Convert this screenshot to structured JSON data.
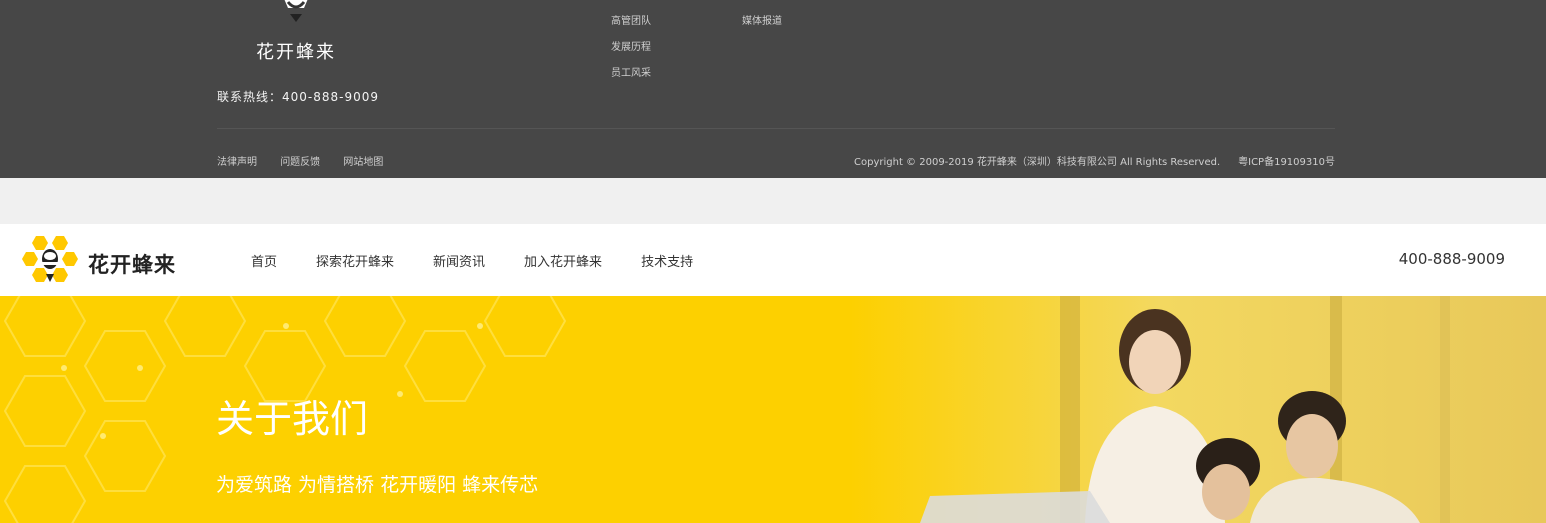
{
  "footer": {
    "brand": "花开蜂来",
    "hotline": "联系热线：400-888-9009",
    "links_col1": [
      "高管团队",
      "发展历程",
      "员工风采"
    ],
    "links_col2": [
      "媒体报道"
    ],
    "legal": [
      "法律声明",
      "问题反馈",
      "网站地图"
    ],
    "copyright": "Copyright © 2009-2019 花开蜂来（深圳）科技有限公司 All Rights Reserved.",
    "icp": "粤ICP备19109310号"
  },
  "nav": {
    "brand": "花开蜂来",
    "items": [
      "首页",
      "探索花开蜂来",
      "新闻资讯",
      "加入花开蜂来",
      "技术支持"
    ],
    "phone": "400-888-9009"
  },
  "banner": {
    "title": "关于我们",
    "subtitle": "为爱筑路 为情搭桥 花开暖阳 蜂来传芯"
  },
  "colors": {
    "footer_bg": "#474747",
    "accent_yellow": "#fdd000",
    "separator_bg": "#f0f0f0"
  },
  "icons": [
    "bee-logo-icon"
  ]
}
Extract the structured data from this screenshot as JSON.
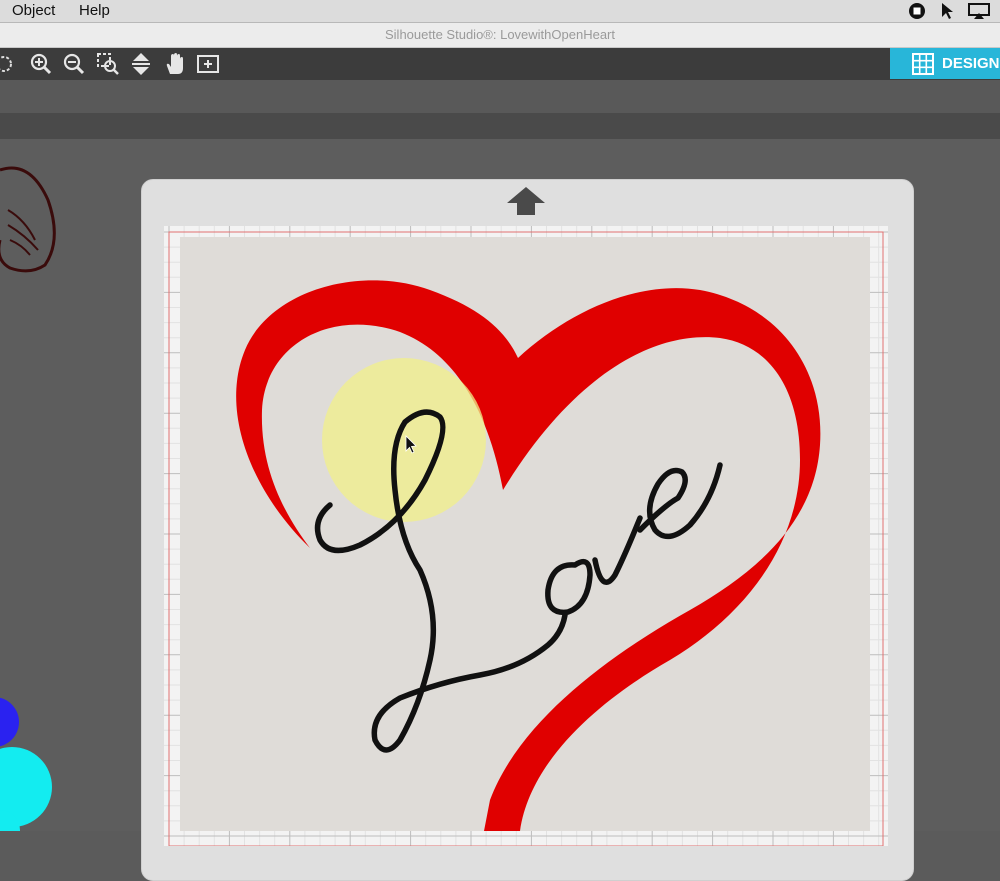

» **To do**
Print each of the records above exactly as written, leaving no picture in the copy.

» **Result of the exercise**
Convert this screenshot to structured JSON data.
{
  "footer": {
    "brand": "花开蜂来",
    "hotline": "联系热线：400-888-9009",
    "links_col1": [
      "高管团队",
      "发展历程",
      "员工风采"
    ],
    "links_col2": [
      "媒体报道"
    ],
    "legal": [
      "法律声明",
      "问题反馈",
      "网站地图"
    ],
    "copyright": "Copyright © 2009-2019 花开蜂来（深圳）科技有限公司 All Rights Reserved.",
    "icp": "粤ICP备19109310号"
  },
  "nav": {
    "brand": "花开蜂来",
    "items": [
      "首页",
      "探索花开蜂来",
      "新闻资讯",
      "加入花开蜂来",
      "技术支持"
    ],
    "phone": "400-888-9009"
  },
  "banner": {
    "title": "关于我们",
    "subtitle": "为爱筑路 为情搭桥 花开暖阳 蜂来传芯"
  },
  "colors": {
    "footer_bg": "#474747",
    "accent_yellow": "#fdd000",
    "separator_bg": "#f0f0f0"
  },
  "icons": [
    "bee-logo-icon"
  ]
}
Extract the structured data from this screenshot as JSON.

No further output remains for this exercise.